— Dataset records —

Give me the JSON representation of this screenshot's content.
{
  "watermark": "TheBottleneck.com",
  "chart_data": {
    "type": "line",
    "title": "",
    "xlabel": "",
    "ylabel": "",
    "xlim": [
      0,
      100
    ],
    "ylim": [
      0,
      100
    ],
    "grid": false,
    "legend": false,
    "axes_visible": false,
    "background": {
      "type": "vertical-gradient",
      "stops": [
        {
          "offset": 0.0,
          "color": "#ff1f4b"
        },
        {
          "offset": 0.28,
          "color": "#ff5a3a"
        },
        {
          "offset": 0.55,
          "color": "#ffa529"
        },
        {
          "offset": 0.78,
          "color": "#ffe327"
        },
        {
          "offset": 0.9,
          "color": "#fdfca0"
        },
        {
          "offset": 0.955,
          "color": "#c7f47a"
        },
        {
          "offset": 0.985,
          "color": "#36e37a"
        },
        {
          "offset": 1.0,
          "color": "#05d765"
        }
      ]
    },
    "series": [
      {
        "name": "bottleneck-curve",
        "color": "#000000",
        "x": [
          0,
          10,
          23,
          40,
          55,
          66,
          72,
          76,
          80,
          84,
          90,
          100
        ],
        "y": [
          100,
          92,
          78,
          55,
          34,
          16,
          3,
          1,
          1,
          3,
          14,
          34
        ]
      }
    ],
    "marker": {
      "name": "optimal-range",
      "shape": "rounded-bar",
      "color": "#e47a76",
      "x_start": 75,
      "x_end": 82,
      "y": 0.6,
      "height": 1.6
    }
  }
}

* * *

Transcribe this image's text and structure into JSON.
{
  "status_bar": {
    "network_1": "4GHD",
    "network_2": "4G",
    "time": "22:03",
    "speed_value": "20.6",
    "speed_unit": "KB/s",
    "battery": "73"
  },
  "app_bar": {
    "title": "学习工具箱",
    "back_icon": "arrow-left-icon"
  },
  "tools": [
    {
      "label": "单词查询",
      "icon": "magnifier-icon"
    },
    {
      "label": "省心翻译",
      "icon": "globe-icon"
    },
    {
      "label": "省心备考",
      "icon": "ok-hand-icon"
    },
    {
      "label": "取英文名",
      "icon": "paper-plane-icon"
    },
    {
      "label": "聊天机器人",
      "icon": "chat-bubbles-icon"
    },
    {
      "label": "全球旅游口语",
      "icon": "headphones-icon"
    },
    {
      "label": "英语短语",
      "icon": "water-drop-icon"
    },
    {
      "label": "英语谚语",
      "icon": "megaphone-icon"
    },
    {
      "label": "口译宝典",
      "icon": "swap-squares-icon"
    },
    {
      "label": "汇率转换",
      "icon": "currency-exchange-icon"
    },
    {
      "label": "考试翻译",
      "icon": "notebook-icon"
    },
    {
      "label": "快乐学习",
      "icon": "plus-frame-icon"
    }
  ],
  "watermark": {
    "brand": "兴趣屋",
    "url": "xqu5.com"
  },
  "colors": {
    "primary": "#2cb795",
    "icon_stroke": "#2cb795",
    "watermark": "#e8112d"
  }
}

--

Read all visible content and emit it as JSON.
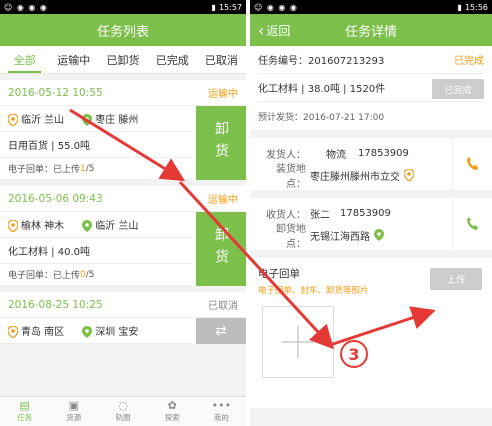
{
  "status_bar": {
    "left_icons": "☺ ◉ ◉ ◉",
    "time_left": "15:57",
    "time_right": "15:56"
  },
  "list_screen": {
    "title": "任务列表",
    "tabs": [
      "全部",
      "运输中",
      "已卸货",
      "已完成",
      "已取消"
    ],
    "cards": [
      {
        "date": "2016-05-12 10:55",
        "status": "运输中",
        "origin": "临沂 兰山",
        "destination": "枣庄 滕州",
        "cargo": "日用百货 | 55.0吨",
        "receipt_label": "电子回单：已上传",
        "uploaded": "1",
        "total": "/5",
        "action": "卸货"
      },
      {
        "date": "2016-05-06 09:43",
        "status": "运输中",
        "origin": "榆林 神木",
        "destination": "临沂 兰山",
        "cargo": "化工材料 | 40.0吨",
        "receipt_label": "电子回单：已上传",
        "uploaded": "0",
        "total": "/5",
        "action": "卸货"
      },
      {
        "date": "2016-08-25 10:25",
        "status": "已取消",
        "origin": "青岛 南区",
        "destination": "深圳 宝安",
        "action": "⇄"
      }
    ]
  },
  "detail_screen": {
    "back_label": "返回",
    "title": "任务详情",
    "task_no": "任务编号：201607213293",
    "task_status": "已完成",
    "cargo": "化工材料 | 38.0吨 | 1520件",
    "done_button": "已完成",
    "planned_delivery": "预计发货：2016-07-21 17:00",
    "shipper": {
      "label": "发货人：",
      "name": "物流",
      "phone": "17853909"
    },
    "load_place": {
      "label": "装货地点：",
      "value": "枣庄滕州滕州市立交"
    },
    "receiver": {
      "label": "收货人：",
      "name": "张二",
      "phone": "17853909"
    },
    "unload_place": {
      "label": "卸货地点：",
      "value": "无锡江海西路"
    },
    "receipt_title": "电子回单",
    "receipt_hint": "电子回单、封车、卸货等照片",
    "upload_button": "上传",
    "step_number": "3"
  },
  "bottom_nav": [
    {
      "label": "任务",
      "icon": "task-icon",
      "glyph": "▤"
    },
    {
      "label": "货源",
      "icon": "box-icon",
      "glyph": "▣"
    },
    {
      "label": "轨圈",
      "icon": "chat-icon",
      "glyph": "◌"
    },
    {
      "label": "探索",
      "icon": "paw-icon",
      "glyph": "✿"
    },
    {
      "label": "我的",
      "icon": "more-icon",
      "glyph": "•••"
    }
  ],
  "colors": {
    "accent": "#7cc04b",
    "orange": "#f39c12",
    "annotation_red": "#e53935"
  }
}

— Work to do —
In the records above, locate each line with the word "name". Copy all such lines.

— In response —
        "name": "bottleneck-curve",
      "name": "optimal-range",
      "name": "物流",
      "name": "张二",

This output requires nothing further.